▶ **Text section**
Doug on Mattick Jr.

Sam Pawlett epawlett at uniserve.com
Tue Dec 29 01:00:28 PST 1998


Rakesh Bhandari wrote:


> Catching up with more than a week of mail, I find myself surprised at
> Doug's summary of Paul Mattick's talk on Dec 18th at the Bertell Ollman
> Seminar on Marx at NYU. Doug's summary is below. Here are a few
> responses, though my brain is still floating in a punch bowl somewhere:
>
> 1. Paul Mattick Jr's work cannot be found at the website Doug recommends.
> His writings--some of which I have excerpted here previously--can be found
> in books recently edited by Fred Moseley, Martha Campbell and CJ Arthur.
>
> 2. Paul explicitly said he felt guilty that his talk carried
> the title "Can marx's Theory Explain the Asian Crisis" since his paper was
> really on Marx's method in *Capital*. Indeed the paper carries the
> subtitle "Theory and Observation in the Critique of Political Economy"
>
> 3. The talk included sustained reflections on several of Marx's most
> pregnant methodological comments. What exactly was Marx invoking when
> he underlined that in the analysis of economic forms neither
> microscopes nor chemical reagents were of assistance and that the
> "power of abstraction" must replace both?
>
> Or, What did Marx mean that economic theory clung to the viewpoint of
> business? Why do practical capitalists,
> imprisoned in the competitive struggle, have no way of penetrating the
> phenomena it exhibits and are thus incapable of recognizing behind the
> semblance the inner essence and inner form of this process?

Fetishism. Relations between people look like relations between things.


> How does
> Marx's Galilean social science allow him to understand relative surplus
> value in a way that is not only incomprehensible but irrelevant from
> the perspective of an individual businessman? How is Marx's
> theoretical account distinct from and indeed contradictory to accounts of
> observable phenomena?

How does Marx's account contradict empirical reality? A theory that contradicts empirical reality is false. Otherwise, how would one test,falsify or choose between theories? False theories are replaced by ones that, at least, approximate empirical reality. What is a theory, if not a description, explanation and prediction of empirical phenomena?

Marx, in his own words, explained at the level of essence and not appearance. The level of essence is not a thing-in-itself or an unobservable postulate used for explanatory purposes. Marx was a scientific realist and believed that the level of essence existed and was observable. The level of appearance is like a mirage where things appear to be real but are not. For example, the capital/wage relation appears to be a voluntary contract between individuals but is really coercive because the wage-laborer ,owning no capital, is forced out of circumstance, to sell her ability to labor in order to procure the necessities to reproduce herself.


>
>
> Why in his investigation of the origins and nature
> of profit did Marx abstract from profit making businesses in industrial
> and mercantile activity and study first capitalist production in the
> abstract?

You have to have some idea of how capitalism works in practice before you can theorize about it. Marx did not, to my knowledge, make a priori arguments about empirical phenomena. I always thought he did a helluva lot of empirical research before trying to draw conclusions and generalizations about that research.


>
>
> If Doug thinks the careful analysis of such questions is "prevalent" among
> marxist social scientists, then I will smoke that too.
>
> 4. Doug forgets that it was not Mattick but Marx that abstracted not only
> from all non capitalist activities but from the existence of nation
> states, the economic and non economic activities of the govts, the varied
> effects on economic activity of the credit system.

▶ **Problem details**
Reproduce the part of the post on Mattick Jr.'s talk that runs from "Sam Pawlett epawlett" down to "website Doug recommends.", substituting "Doug's report" for "Doug's summary".

▶ **Some rows**
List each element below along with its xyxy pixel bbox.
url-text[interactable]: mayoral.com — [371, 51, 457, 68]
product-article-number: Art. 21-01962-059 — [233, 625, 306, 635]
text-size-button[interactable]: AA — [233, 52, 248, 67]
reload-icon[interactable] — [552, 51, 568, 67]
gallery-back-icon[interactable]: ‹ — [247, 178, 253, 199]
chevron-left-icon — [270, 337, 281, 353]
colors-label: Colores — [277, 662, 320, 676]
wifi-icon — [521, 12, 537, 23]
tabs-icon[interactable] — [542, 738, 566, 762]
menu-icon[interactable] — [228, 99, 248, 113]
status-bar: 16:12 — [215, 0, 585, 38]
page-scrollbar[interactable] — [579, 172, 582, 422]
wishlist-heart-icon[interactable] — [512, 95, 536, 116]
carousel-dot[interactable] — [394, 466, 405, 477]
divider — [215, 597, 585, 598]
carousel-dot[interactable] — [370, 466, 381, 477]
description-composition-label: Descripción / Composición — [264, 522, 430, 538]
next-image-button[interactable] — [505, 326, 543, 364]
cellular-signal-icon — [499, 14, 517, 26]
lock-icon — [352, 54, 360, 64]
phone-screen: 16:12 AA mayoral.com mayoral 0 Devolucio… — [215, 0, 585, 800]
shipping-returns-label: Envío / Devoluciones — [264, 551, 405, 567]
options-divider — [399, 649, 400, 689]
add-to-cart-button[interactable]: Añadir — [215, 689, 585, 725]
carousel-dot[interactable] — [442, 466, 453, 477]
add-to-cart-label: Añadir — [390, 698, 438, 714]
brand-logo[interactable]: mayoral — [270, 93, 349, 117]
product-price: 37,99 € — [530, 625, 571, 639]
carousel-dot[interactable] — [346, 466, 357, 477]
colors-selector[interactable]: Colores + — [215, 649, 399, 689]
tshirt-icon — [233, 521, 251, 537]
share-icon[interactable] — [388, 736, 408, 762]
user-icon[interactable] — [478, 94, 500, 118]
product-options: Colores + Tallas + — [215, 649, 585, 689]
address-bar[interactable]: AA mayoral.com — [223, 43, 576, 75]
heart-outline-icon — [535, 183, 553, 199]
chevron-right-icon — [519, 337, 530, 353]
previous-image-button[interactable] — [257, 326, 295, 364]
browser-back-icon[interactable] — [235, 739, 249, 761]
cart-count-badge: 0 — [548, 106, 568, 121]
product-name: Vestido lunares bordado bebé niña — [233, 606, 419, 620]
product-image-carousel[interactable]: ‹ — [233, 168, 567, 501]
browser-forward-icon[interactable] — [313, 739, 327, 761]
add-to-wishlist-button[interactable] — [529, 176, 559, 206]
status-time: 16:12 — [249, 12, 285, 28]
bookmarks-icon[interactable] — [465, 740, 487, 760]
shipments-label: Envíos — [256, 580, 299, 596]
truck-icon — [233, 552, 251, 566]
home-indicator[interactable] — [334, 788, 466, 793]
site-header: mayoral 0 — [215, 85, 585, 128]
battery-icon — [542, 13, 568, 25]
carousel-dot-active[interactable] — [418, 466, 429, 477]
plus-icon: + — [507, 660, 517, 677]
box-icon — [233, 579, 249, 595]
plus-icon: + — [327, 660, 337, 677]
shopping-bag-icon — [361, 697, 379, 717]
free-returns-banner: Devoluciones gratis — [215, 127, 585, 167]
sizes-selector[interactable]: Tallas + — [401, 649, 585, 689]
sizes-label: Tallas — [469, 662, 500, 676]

▶ **The solution**
Sam Pawlett epawlett at uniserve.com
Tue Dec 29 01:00:28 PST 1998


Rakesh Bhandari wrote:


> Catching up with more than a week of mail, I find myself surprised at
> Doug's report of Paul Mattick's talk on Dec 18th at the Bertell Ollman
> Seminar on Marx at NYU. Doug's report is below. Here are a few
> responses, though my brain is still floating in a punch bowl somewhere:
>
> 1. Paul Mattick Jr's work cannot be found at the website Doug recommends.